- Direction
Restate the data exactly as given and keep the pictures out.

- Stored records
════════════════

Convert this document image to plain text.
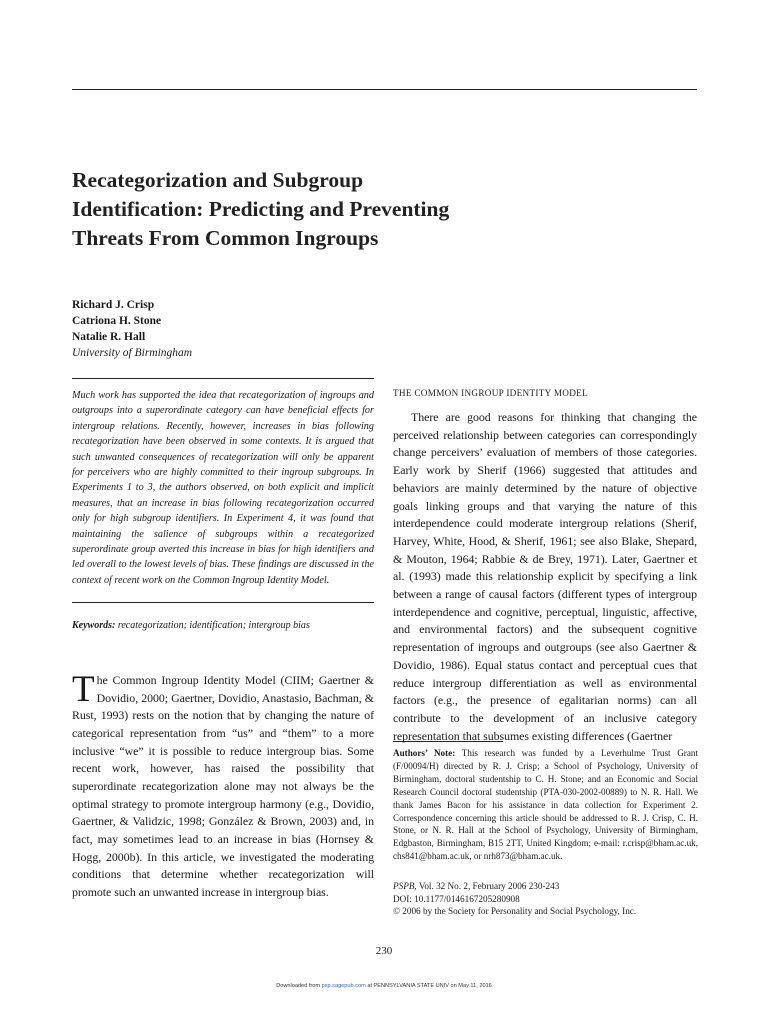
Recategorization and Subgroup
Identification: Predicting and Preventing
Threats From Common Ingroups
Richard J. Crisp
Catriona H. Stone
Natalie R. Hall
University of Birmingham
Much work has supported the idea that recategorization of ingroups and outgroups into a superordinate category can have beneficial effects for intergroup relations. Recently, however, increases in bias following recategorization have been observed in some contexts. It is argued that such unwanted consequences of recategorization will only be apparent for perceivers who are highly committed to their ingroup subgroups. In Experiments 1 to 3, the authors observed, on both explicit and implicit measures, that an increase in bias following recategorization occurred only for high subgroup identifiers. In Experiment 4, it was found that maintaining the salience of subgroups within a recategorized superordinate group averted this increase in bias for high identifiers and led overall to the lowest levels of bias. These findings are discussed in the context of recent work on the Common Ingroup Identity Model.
Keywords: recategorization; identification; intergroup bias
The Common Ingroup Identity Model (CIIM; Gaertner & Dovidio, 2000; Gaertner, Dovidio, Anastasio, Bachman, & Rust, 1993) rests on the notion that by changing the nature of categorical representation from “us” and “them” to a more inclusive “we” it is possible to reduce intergroup bias. Some recent work, however, has raised the possibility that superordinate recategorization alone may not always be the optimal strategy to promote intergroup harmony (e.g., Dovidio, Gaertner, & Validzic, 1998; González & Brown, 2003) and, in fact, may sometimes lead to an increase in bias (Hornsey & Hogg, 2000b). In this article, we investigated the moderating conditions that determine whether recategorization will promote such an unwanted increase in intergroup bias.
THE COMMON INGROUP IDENTITY MODEL
There are good reasons for thinking that changing the perceived relationship between categories can correspondingly change perceivers’ evaluation of members of those categories. Early work by Sherif (1966) suggested that attitudes and behaviors are mainly determined by the nature of objective goals linking groups and that varying the nature of this interdependence could moderate intergroup relations (Sherif, Harvey, White, Hood, & Sherif, 1961; see also Blake, Shepard, & Mouton, 1964; Rabbie & de Brey, 1971). Later, Gaertner et al. (1993) made this relationship explicit by specifying a link between a range of causal factors (different types of intergroup interdependence and cognitive, perceptual, linguistic, affective, and environmental factors) and the subsequent cognitive representation of ingroups and outgroups (see also Gaertner & Dovidio, 1986). Equal status contact and perceptual cues that reduce intergroup differentiation as well as environmental factors (e.g., the presence of egalitarian norms) can all contribute to the development of an inclusive category representation that subsumes existing differences (Gaertner
Authors’ Note: This research was funded by a Leverhulme Trust Grant (F/00094/H) directed by R. J. Crisp; a School of Psychology, University of Birmingham, doctoral studentship to C. H. Stone; and an Economic and Social Research Council doctoral studentship (PTA-030-2002-00889) to N. R. Hall. We thank James Bacon for his assistance in data collection for Experiment 2. Correspondence concerning this article should be addressed to R. J. Crisp, C. H. Stone, or N. R. Hall at the School of Psychology, University of Birmingham, Edgbaston, Birmingham, B15 2TT, United Kingdom; e-mail: r.crisp@bham.ac.uk, chs841@bham.ac.uk, or nrh873@bham.ac.uk.
PSPB, Vol. 32 No. 2, February 2006 230-243
DOI: 10.1177/0146167205280908
© 2006 by the Society for Personality and Social Psychology, Inc.
230
Downloaded from psp.sagepub.com at PENNSYLVANIA STATE UNIV on May 11, 2016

════════════════

- Result of the exercise
Convert this document image to plain text.
Recategorization and Subgroup
Identification: Predicting and Preventing
Threats From Common Ingroups
Richard J. Crisp
Catriona H. Stone
Natalie R. Hall
University of Birmingham
Much work has supported the idea that recategorization of ingroups and outgroups into a superordinate category can have beneficial effects for intergroup relations. Recently, however, increases in bias following recategorization have been observed in some contexts. It is argued that such unwanted consequences of recategorization will only be apparent for perceivers who are highly committed to their ingroup subgroups. In Experiments 1 to 3, the authors observed, on both explicit and implicit measures, that an increase in bias following recategorization occurred only for high subgroup identifiers. In Experiment 4, it was found that maintaining the salience of subgroups within a recategorized superordinate group averted this increase in bias for high identifiers and led overall to the lowest levels of bias. These findings are discussed in the context of recent work on the Common Ingroup Identity Model.
Keywords: recategorization; identification; intergroup bias
The Common Ingroup Identity Model (CIIM; Gaertner & Dovidio, 2000; Gaertner, Dovidio, Anastasio, Bachman, & Rust, 1993) rests on the notion that by changing the nature of categorical representation from “us” and “them” to a more inclusive “we” it is possible to reduce intergroup bias. Some recent work, however, has raised the possibility that superordinate recategorization alone may not always be the optimal strategy to promote intergroup harmony (e.g., Dovidio, Gaertner, & Validzic, 1998; González & Brown, 2003) and, in fact, may sometimes lead to an increase in bias (Hornsey & Hogg, 2000b). In this article, we investigated the moderating conditions that determine whether recategorization will promote such an unwanted increase in intergroup bias.
THE COMMON INGROUP IDENTITY MODEL
There are good reasons for thinking that changing the perceived relationship between categories can correspondingly change perceivers’ evaluation of members of those categories. Early work by Sherif (1966) suggested that attitudes and behaviors are mainly determined by the nature of objective goals linking groups and that varying the nature of this interdependence could moderate intergroup relations (Sherif, Harvey, White, Hood, & Sherif, 1961; see also Blake, Shepard, & Mouton, 1964; Rabbie & de Brey, 1971). Later, Gaertner et al. (1993) made this relationship explicit by specifying a link between a range of causal factors (different types of intergroup interdependence and cognitive, perceptual, linguistic, affective, and environmental factors) and the subsequent cognitive representation of ingroups and outgroups (see also Gaertner & Dovidio, 1986). Equal status contact and perceptual cues that reduce intergroup differentiation as well as environmental factors (e.g., the presence of egalitarian norms) can all contribute to the development of an inclusive category representation that subsumes existing differences (Gaertner
Authors’ Note: This research was funded by a Leverhulme Trust Grant (F/00094/H) directed by R. J. Crisp; a School of Psychology, University of Birmingham, doctoral studentship to C. H. Stone; and an Economic and Social Research Council doctoral studentship (PTA-030-2002-00889) to N. R. Hall. We thank James Bacon for his assistance in data collection for Experiment 2. Correspondence concerning this article should be addressed to R. J. Crisp, C. H. Stone, or N. R. Hall at the School of Psychology, University of Birmingham, Edgbaston, Birmingham, B15 2TT, United Kingdom; e-mail: r.crisp@bham.ac.uk, chs841@bham.ac.uk, or nrh873@bham.ac.uk.
PSPB, Vol. 32 No. 2, February 2006 230-243
DOI: 10.1177/0146167205280908
© 2006 by the Society for Personality and Social Psychology, Inc.
230
Downloaded from psp.sagepub.com at PENNSYLVANIA STATE UNIV on May 11, 2016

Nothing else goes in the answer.